Copy out each line of the material below with no changes.

··········

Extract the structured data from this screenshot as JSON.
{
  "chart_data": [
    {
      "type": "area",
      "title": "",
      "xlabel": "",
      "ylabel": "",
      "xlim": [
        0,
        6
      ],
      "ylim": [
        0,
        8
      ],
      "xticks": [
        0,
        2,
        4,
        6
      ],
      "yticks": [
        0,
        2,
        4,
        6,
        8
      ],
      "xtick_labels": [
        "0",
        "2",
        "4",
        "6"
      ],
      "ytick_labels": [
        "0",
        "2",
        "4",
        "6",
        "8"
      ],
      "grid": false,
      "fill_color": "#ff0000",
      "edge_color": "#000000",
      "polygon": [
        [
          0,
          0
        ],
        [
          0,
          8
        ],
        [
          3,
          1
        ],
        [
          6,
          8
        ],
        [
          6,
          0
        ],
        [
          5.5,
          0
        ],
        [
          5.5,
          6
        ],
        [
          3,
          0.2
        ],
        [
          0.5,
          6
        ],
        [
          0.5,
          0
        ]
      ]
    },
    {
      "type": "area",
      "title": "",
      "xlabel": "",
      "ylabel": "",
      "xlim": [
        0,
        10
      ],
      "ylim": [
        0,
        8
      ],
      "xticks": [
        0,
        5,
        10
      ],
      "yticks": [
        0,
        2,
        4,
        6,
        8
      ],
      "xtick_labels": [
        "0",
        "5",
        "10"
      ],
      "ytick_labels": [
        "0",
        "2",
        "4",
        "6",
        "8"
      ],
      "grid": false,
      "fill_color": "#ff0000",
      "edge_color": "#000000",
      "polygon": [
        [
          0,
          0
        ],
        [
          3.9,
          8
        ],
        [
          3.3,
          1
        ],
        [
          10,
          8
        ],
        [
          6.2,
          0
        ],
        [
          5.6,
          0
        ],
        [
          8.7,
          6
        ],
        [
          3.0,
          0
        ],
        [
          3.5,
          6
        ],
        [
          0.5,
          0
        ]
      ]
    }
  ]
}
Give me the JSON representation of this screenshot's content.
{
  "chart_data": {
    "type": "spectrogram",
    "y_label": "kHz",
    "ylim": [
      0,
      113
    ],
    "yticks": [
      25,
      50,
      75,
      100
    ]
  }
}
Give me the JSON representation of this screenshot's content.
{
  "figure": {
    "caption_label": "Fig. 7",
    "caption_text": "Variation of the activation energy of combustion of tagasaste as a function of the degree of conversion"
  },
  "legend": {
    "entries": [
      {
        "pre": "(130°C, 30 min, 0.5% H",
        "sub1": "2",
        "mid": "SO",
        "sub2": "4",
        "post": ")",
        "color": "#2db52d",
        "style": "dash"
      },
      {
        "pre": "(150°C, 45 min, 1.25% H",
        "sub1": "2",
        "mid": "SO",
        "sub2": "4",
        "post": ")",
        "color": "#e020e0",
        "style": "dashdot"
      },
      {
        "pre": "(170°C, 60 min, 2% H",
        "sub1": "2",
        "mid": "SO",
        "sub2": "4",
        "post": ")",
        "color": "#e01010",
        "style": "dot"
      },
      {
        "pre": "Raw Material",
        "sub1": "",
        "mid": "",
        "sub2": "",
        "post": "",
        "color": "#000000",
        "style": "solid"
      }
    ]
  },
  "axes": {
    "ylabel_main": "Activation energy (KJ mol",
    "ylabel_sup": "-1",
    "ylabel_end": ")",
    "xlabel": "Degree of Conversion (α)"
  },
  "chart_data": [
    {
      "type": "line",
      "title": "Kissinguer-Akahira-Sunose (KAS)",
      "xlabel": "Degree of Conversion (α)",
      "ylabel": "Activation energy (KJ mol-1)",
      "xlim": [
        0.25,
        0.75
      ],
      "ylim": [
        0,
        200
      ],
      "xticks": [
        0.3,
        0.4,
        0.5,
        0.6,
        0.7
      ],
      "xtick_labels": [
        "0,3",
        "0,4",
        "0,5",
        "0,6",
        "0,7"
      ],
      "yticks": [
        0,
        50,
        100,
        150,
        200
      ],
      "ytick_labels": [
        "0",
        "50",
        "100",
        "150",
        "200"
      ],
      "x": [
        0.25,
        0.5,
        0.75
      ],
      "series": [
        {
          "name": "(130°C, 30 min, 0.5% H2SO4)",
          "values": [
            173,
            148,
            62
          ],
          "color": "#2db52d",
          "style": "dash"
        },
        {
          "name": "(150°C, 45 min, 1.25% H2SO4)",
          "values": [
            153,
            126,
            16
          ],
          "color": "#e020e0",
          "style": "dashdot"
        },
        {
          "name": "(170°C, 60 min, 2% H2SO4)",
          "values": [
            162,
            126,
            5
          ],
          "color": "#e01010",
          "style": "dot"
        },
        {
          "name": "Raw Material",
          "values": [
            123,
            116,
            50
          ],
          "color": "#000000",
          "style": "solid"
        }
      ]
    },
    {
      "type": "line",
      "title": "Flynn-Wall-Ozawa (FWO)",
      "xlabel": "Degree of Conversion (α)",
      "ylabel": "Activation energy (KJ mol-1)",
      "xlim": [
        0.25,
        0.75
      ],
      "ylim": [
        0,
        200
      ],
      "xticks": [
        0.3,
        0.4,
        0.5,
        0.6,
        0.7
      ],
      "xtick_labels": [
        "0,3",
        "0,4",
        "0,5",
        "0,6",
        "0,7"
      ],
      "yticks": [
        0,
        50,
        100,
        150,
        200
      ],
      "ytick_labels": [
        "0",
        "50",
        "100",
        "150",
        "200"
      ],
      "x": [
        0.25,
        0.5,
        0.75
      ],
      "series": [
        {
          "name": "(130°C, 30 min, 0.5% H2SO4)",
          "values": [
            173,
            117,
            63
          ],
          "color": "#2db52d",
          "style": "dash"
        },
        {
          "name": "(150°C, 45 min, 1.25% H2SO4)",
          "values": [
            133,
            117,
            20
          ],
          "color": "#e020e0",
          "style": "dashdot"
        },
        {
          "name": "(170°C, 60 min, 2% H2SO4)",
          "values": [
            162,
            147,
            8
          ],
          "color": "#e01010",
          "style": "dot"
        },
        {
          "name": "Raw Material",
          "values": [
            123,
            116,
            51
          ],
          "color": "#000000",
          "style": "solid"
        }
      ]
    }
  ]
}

··········

__Worked solution__.
Extract the structured data from this screenshot as JSON.
{
  "chart_data": [
    {
      "type": "area",
      "title": "",
      "xlabel": "",
      "ylabel": "",
      "xlim": [
        0,
        6
      ],
      "ylim": [
        0,
        8
      ],
      "xticks": [
        0,
        2,
        4,
        6
      ],
      "yticks": [
        0,
        2,
        4,
        6,
        8
      ],
      "xtick_labels": [
        "0",
        "2",
        "4",
        "6"
      ],
      "ytick_labels": [
        "0",
        "2",
        "4",
        "6",
        "8"
      ],
      "grid": false,
      "fill_color": "#ff0000",
      "edge_color": "#000000",
      "polygon": [
        [
          0,
          0
        ],
        [
          0,
          8
        ],
        [
          3,
          1
        ],
        [
          6,
          8
        ],
        [
          6,
          0
        ],
        [
          5.5,
          0
        ],
        [
          5.5,
          6
        ],
        [
          3,
          0.2
        ],
        [
          0.5,
          6
        ],
        [
          0.5,
          0
        ]
      ]
    },
    {
      "type": "area",
      "title": "",
      "xlabel": "",
      "ylabel": "",
      "xlim": [
        0,
        10
      ],
      "ylim": [
        0,
        8
      ],
      "xticks": [
        0,
        5,
        10
      ],
      "yticks": [
        0,
        2,
        4,
        6,
        8
      ],
      "xtick_labels": [
        "0",
        "5",
        "10"
      ],
      "ytick_labels": [
        "0",
        "2",
        "4",
        "6",
        "8"
      ],
      "grid": false,
      "fill_color": "#ff0000",
      "edge_color": "#000000",
      "polygon": [
        [
          0,
          0
        ],
        [
          3.9,
          8
        ],
        [
          3.3,
          1
        ],
        [
          10,
          8
        ],
        [
          6.2,
          0
        ],
        [
          5.6,
          0
        ],
        [
          8.7,
          6
        ],
        [
          3.0,
          0
        ],
        [
          3.5,
          6
        ],
        [
          0.5,
          0
        ]
      ]
    }
  ]
}
Give me the JSON representation of this screenshot's content.
{
  "chart_data": {
    "type": "spectrogram",
    "y_label": "kHz",
    "ylim": [
      0,
      113
    ],
    "yticks": [
      25,
      50,
      75,
      100
    ]
  }
}
Give me the JSON representation of this screenshot's content.
{
  "figure": {
    "caption_label": "Fig. 7",
    "caption_text": "Variation of the activation energy of combustion of tagasaste as a function of the degree of conversion"
  },
  "legend": {
    "entries": [
      {
        "pre": "(130°C, 30 min, 0.5% H",
        "sub1": "2",
        "mid": "SO",
        "sub2": "4",
        "post": ")",
        "color": "#2db52d",
        "style": "dash"
      },
      {
        "pre": "(150°C, 45 min, 1.25% H",
        "sub1": "2",
        "mid": "SO",
        "sub2": "4",
        "post": ")",
        "color": "#e020e0",
        "style": "dashdot"
      },
      {
        "pre": "(170°C, 60 min, 2% H",
        "sub1": "2",
        "mid": "SO",
        "sub2": "4",
        "post": ")",
        "color": "#e01010",
        "style": "dot"
      },
      {
        "pre": "Raw Material",
        "sub1": "",
        "mid": "",
        "sub2": "",
        "post": "",
        "color": "#000000",
        "style": "solid"
      }
    ]
  },
  "axes": {
    "ylabel_main": "Activation energy (KJ mol",
    "ylabel_sup": "-1",
    "ylabel_end": ")",
    "xlabel": "Degree of Conversion (α)"
  },
  "chart_data": [
    {
      "type": "line",
      "title": "Kissinguer-Akahira-Sunose (KAS)",
      "xlabel": "Degree of Conversion (α)",
      "ylabel": "Activation energy (KJ mol-1)",
      "xlim": [
        0.25,
        0.75
      ],
      "ylim": [
        0,
        200
      ],
      "xticks": [
        0.3,
        0.4,
        0.5,
        0.6,
        0.7
      ],
      "xtick_labels": [
        "0,3",
        "0,4",
        "0,5",
        "0,6",
        "0,7"
      ],
      "yticks": [
        0,
        50,
        100,
        150,
        200
      ],
      "ytick_labels": [
        "0",
        "50",
        "100",
        "150",
        "200"
      ],
      "x": [
        0.25,
        0.5,
        0.75
      ],
      "series": [
        {
          "name": "(130°C, 30 min, 0.5% H2SO4)",
          "values": [
            173,
            148,
            62
          ],
          "color": "#2db52d",
          "style": "dash"
        },
        {
          "name": "(150°C, 45 min, 1.25% H2SO4)",
          "values": [
            153,
            126,
            16
          ],
          "color": "#e020e0",
          "style": "dashdot"
        },
        {
          "name": "(170°C, 60 min, 2% H2SO4)",
          "values": [
            162,
            126,
            5
          ],
          "color": "#e01010",
          "style": "dot"
        },
        {
          "name": "Raw Material",
          "values": [
            123,
            116,
            50
          ],
          "color": "#000000",
          "style": "solid"
        }
      ]
    },
    {
      "type": "line",
      "title": "Flynn-Wall-Ozawa (FWO)",
      "xlabel": "Degree of Conversion (α)",
      "ylabel": "Activation energy (KJ mol-1)",
      "xlim": [
        0.25,
        0.75
      ],
      "ylim": [
        0,
        200
      ],
      "xticks": [
        0.3,
        0.4,
        0.5,
        0.6,
        0.7
      ],
      "xtick_labels": [
        "0,3",
        "0,4",
        "0,5",
        "0,6",
        "0,7"
      ],
      "yticks": [
        0,
        50,
        100,
        150,
        200
      ],
      "ytick_labels": [
        "0",
        "50",
        "100",
        "150",
        "200"
      ],
      "x": [
        0.25,
        0.5,
        0.75
      ],
      "series": [
        {
          "name": "(130°C, 30 min, 0.5% H2SO4)",
          "values": [
            173,
            117,
            63
          ],
          "color": "#2db52d",
          "style": "dash"
        },
        {
          "name": "(150°C, 45 min, 1.25% H2SO4)",
          "values": [
            133,
            117,
            20
          ],
          "color": "#e020e0",
          "style": "dashdot"
        },
        {
          "name": "(170°C, 60 min, 2% H2SO4)",
          "values": [
            162,
            147,
            8
          ],
          "color": "#e01010",
          "style": "dot"
        },
        {
          "name": "Raw Material",
          "values": [
            123,
            116,
            51
          ],
          "color": "#000000",
          "style": "solid"
        }
      ]
    }
  ]
}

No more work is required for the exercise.